→ DESCRIPTION OF THE TASK
Go line by line through the listing below and copy those that hold "multiple".

→ EXTRACTED RECORDS
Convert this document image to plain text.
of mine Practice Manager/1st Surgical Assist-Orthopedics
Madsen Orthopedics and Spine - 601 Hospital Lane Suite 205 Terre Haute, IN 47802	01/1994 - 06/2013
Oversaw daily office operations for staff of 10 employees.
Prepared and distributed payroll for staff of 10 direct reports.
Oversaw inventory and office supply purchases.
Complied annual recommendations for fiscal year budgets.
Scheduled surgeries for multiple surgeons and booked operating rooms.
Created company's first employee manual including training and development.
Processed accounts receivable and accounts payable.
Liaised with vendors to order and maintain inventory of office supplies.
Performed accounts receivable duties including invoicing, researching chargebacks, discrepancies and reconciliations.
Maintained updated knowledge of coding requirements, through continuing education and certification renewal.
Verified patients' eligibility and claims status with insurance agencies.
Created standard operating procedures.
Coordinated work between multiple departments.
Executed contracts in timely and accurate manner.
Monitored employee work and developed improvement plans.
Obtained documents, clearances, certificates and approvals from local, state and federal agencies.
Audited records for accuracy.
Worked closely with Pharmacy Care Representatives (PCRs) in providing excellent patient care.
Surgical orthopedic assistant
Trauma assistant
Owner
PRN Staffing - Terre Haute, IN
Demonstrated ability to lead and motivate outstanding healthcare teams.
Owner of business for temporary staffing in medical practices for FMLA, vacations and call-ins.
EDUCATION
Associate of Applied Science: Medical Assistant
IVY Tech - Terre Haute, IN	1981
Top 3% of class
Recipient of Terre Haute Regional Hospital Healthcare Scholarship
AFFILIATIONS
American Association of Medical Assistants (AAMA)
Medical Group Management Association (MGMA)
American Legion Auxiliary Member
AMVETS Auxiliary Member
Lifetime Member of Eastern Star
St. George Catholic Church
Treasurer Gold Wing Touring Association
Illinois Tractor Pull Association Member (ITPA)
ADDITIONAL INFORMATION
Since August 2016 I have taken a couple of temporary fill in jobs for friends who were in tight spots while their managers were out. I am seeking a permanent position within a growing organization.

==

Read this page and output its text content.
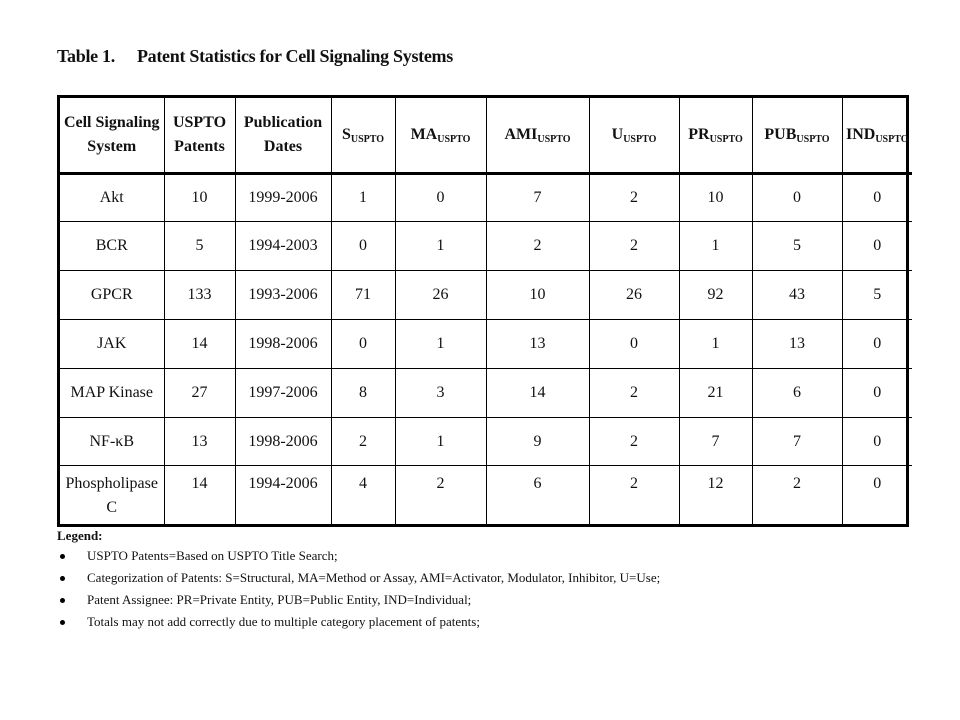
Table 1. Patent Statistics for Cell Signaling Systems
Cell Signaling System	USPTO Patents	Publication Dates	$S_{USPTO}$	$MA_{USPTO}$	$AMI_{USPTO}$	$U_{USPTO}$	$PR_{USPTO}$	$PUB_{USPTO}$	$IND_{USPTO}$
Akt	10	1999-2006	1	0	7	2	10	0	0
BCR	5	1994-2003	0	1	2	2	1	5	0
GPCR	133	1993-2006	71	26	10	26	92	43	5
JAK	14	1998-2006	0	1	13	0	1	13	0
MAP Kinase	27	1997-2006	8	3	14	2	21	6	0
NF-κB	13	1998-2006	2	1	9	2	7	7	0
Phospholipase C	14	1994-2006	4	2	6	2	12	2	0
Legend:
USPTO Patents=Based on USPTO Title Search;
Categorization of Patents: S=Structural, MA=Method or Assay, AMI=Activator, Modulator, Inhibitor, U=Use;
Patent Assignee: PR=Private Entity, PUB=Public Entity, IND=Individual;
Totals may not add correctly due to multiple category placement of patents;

→ SOLUTION FOR THIS EXERCISE
Scheduled surgeries for multiple surgeons and booked operating rooms.
Coordinated work between multiple departments.
Totals may not add correctly due to multiple category placement of patents;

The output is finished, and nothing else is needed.